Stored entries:
════════════════
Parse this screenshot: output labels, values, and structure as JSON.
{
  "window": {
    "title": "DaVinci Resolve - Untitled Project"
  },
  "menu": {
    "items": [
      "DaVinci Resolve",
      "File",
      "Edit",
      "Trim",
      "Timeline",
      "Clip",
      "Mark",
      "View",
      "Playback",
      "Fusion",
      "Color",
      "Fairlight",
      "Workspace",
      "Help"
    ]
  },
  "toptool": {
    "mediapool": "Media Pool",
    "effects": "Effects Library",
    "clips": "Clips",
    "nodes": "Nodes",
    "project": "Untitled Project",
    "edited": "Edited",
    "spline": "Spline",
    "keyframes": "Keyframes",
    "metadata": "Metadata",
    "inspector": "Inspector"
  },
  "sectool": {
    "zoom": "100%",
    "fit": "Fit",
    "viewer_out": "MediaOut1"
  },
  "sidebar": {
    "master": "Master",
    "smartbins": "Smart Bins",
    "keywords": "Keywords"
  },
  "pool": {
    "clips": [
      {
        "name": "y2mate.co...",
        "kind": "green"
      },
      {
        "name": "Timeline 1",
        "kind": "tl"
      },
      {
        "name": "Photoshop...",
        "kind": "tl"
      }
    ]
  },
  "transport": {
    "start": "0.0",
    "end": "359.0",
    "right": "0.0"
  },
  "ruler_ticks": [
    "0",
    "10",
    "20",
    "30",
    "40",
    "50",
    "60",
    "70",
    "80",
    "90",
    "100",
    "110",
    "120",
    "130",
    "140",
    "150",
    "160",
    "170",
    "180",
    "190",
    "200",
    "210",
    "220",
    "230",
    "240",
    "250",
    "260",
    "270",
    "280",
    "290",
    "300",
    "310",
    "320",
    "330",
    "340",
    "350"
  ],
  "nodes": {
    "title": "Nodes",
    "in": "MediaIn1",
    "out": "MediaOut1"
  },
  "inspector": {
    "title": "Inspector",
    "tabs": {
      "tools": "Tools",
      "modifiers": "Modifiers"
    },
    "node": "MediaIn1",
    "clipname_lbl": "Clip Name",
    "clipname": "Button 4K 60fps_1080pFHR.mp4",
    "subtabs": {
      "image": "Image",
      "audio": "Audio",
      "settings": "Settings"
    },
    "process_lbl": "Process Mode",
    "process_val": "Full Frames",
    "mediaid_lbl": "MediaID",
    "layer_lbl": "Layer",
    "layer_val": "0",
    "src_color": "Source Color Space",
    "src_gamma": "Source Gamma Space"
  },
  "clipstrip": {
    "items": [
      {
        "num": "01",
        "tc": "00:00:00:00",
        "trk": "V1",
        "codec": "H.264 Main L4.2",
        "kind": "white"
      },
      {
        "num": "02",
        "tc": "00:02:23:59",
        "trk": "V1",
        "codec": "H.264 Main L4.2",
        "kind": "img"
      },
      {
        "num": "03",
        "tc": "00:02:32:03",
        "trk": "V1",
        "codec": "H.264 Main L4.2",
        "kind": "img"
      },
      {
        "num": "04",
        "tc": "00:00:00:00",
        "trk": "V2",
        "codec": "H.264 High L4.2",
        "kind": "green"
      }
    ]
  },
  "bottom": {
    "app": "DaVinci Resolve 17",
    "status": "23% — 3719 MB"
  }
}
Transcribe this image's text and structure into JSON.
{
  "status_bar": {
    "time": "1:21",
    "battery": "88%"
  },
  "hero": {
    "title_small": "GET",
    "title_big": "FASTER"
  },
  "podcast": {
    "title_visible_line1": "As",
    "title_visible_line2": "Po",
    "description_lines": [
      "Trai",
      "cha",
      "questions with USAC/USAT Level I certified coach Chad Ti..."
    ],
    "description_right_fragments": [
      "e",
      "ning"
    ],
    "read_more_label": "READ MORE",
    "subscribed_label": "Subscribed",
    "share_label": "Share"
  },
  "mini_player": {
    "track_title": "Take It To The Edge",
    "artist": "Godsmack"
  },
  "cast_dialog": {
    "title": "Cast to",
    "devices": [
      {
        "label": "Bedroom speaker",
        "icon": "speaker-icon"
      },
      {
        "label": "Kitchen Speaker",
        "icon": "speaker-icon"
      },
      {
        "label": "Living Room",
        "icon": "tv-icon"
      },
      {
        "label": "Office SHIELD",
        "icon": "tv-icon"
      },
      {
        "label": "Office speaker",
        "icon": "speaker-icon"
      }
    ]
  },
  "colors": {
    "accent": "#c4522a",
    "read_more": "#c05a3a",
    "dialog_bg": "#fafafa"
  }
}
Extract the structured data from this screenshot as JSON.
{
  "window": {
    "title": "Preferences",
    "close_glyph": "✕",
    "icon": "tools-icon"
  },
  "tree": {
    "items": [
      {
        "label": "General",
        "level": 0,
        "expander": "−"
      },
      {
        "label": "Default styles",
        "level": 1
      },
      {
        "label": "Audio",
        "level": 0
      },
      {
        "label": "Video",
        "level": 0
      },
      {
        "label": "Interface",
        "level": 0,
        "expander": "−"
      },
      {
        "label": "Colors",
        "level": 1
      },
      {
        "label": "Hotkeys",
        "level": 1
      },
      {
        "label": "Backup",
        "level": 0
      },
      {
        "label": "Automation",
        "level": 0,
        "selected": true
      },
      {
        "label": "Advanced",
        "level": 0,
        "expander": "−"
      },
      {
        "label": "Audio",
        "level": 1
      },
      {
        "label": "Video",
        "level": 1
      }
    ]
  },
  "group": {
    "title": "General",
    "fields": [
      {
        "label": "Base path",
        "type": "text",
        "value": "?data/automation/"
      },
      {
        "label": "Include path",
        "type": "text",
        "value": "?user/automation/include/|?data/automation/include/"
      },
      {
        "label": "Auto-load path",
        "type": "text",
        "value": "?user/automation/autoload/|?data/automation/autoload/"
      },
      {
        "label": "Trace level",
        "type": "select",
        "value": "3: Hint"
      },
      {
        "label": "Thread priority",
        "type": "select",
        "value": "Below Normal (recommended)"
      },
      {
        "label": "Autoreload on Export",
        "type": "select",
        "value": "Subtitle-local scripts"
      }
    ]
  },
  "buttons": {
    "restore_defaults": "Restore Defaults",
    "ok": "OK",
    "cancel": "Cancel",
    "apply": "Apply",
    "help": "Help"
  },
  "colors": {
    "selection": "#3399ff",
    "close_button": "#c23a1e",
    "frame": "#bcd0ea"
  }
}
════════════════
## Written exercise
Repeat the data exactly. Leave nothing out.

## Correct answer
Parse this screenshot: output labels, values, and structure as JSON.
{
  "window": {
    "title": "DaVinci Resolve - Untitled Project"
  },
  "menu": {
    "items": [
      "DaVinci Resolve",
      "File",
      "Edit",
      "Trim",
      "Timeline",
      "Clip",
      "Mark",
      "View",
      "Playback",
      "Fusion",
      "Color",
      "Fairlight",
      "Workspace",
      "Help"
    ]
  },
  "toptool": {
    "mediapool": "Media Pool",
    "effects": "Effects Library",
    "clips": "Clips",
    "nodes": "Nodes",
    "project": "Untitled Project",
    "edited": "Edited",
    "spline": "Spline",
    "keyframes": "Keyframes",
    "metadata": "Metadata",
    "inspector": "Inspector"
  },
  "sectool": {
    "zoom": "100%",
    "fit": "Fit",
    "viewer_out": "MediaOut1"
  },
  "sidebar": {
    "master": "Master",
    "smartbins": "Smart Bins",
    "keywords": "Keywords"
  },
  "pool": {
    "clips": [
      {
        "name": "y2mate.co...",
        "kind": "green"
      },
      {
        "name": "Timeline 1",
        "kind": "tl"
      },
      {
        "name": "Photoshop...",
        "kind": "tl"
      }
    ]
  },
  "transport": {
    "start": "0.0",
    "end": "359.0",
    "right": "0.0"
  },
  "ruler_ticks": [
    "0",
    "10",
    "20",
    "30",
    "40",
    "50",
    "60",
    "70",
    "80",
    "90",
    "100",
    "110",
    "120",
    "130",
    "140",
    "150",
    "160",
    "170",
    "180",
    "190",
    "200",
    "210",
    "220",
    "230",
    "240",
    "250",
    "260",
    "270",
    "280",
    "290",
    "300",
    "310",
    "320",
    "330",
    "340",
    "350"
  ],
  "nodes": {
    "title": "Nodes",
    "in": "MediaIn1",
    "out": "MediaOut1"
  },
  "inspector": {
    "title": "Inspector",
    "tabs": {
      "tools": "Tools",
      "modifiers": "Modifiers"
    },
    "node": "MediaIn1",
    "clipname_lbl": "Clip Name",
    "clipname": "Button 4K 60fps_1080pFHR.mp4",
    "subtabs": {
      "image": "Image",
      "audio": "Audio",
      "settings": "Settings"
    },
    "process_lbl": "Process Mode",
    "process_val": "Full Frames",
    "mediaid_lbl": "MediaID",
    "layer_lbl": "Layer",
    "layer_val": "0",
    "src_color": "Source Color Space",
    "src_gamma": "Source Gamma Space"
  },
  "clipstrip": {
    "items": [
      {
        "num": "01",
        "tc": "00:00:00:00",
        "trk": "V1",
        "codec": "H.264 Main L4.2",
        "kind": "white"
      },
      {
        "num": "02",
        "tc": "00:02:23:59",
        "trk": "V1",
        "codec": "H.264 Main L4.2",
        "kind": "img"
      },
      {
        "num": "03",
        "tc": "00:02:32:03",
        "trk": "V1",
        "codec": "H.264 Main L4.2",
        "kind": "img"
      },
      {
        "num": "04",
        "tc": "00:00:00:00",
        "trk": "V2",
        "codec": "H.264 High L4.2",
        "kind": "green"
      }
    ]
  },
  "bottom": {
    "app": "DaVinci Resolve 17",
    "status": "23% — 3719 MB"
  }
}
Transcribe this image's text and structure into JSON.
{
  "status_bar": {
    "time": "1:21",
    "battery": "88%"
  },
  "hero": {
    "title_small": "GET",
    "title_big": "FASTER"
  },
  "podcast": {
    "title_visible_line1": "As",
    "title_visible_line2": "Po",
    "description_lines": [
      "Trai",
      "cha",
      "questions with USAC/USAT Level I certified coach Chad Ti..."
    ],
    "description_right_fragments": [
      "e",
      "ning"
    ],
    "read_more_label": "READ MORE",
    "subscribed_label": "Subscribed",
    "share_label": "Share"
  },
  "mini_player": {
    "track_title": "Take It To The Edge",
    "artist": "Godsmack"
  },
  "cast_dialog": {
    "title": "Cast to",
    "devices": [
      {
        "label": "Bedroom speaker",
        "icon": "speaker-icon"
      },
      {
        "label": "Kitchen Speaker",
        "icon": "speaker-icon"
      },
      {
        "label": "Living Room",
        "icon": "tv-icon"
      },
      {
        "label": "Office SHIELD",
        "icon": "tv-icon"
      },
      {
        "label": "Office speaker",
        "icon": "speaker-icon"
      }
    ]
  },
  "colors": {
    "accent": "#c4522a",
    "read_more": "#c05a3a",
    "dialog_bg": "#fafafa"
  }
}
Extract the structured data from this screenshot as JSON.
{
  "window": {
    "title": "Preferences",
    "close_glyph": "✕",
    "icon": "tools-icon"
  },
  "tree": {
    "items": [
      {
        "label": "General",
        "level": 0,
        "expander": "−"
      },
      {
        "label": "Default styles",
        "level": 1
      },
      {
        "label": "Audio",
        "level": 0
      },
      {
        "label": "Video",
        "level": 0
      },
      {
        "label": "Interface",
        "level": 0,
        "expander": "−"
      },
      {
        "label": "Colors",
        "level": 1
      },
      {
        "label": "Hotkeys",
        "level": 1
      },
      {
        "label": "Backup",
        "level": 0
      },
      {
        "label": "Automation",
        "level": 0,
        "selected": true
      },
      {
        "label": "Advanced",
        "level": 0,
        "expander": "−"
      },
      {
        "label": "Audio",
        "level": 1
      },
      {
        "label": "Video",
        "level": 1
      }
    ]
  },
  "group": {
    "title": "General",
    "fields": [
      {
        "label": "Base path",
        "type": "text",
        "value": "?data/automation/"
      },
      {
        "label": "Include path",
        "type": "text",
        "value": "?user/automation/include/|?data/automation/include/"
      },
      {
        "label": "Auto-load path",
        "type": "text",
        "value": "?user/automation/autoload/|?data/automation/autoload/"
      },
      {
        "label": "Trace level",
        "type": "select",
        "value": "3: Hint"
      },
      {
        "label": "Thread priority",
        "type": "select",
        "value": "Below Normal (recommended)"
      },
      {
        "label": "Autoreload on Export",
        "type": "select",
        "value": "Subtitle-local scripts"
      }
    ]
  },
  "buttons": {
    "restore_defaults": "Restore Defaults",
    "ok": "OK",
    "cancel": "Cancel",
    "apply": "Apply",
    "help": "Help"
  },
  "colors": {
    "selection": "#3399ff",
    "close_button": "#c23a1e",
    "frame": "#bcd0ea"
  }
}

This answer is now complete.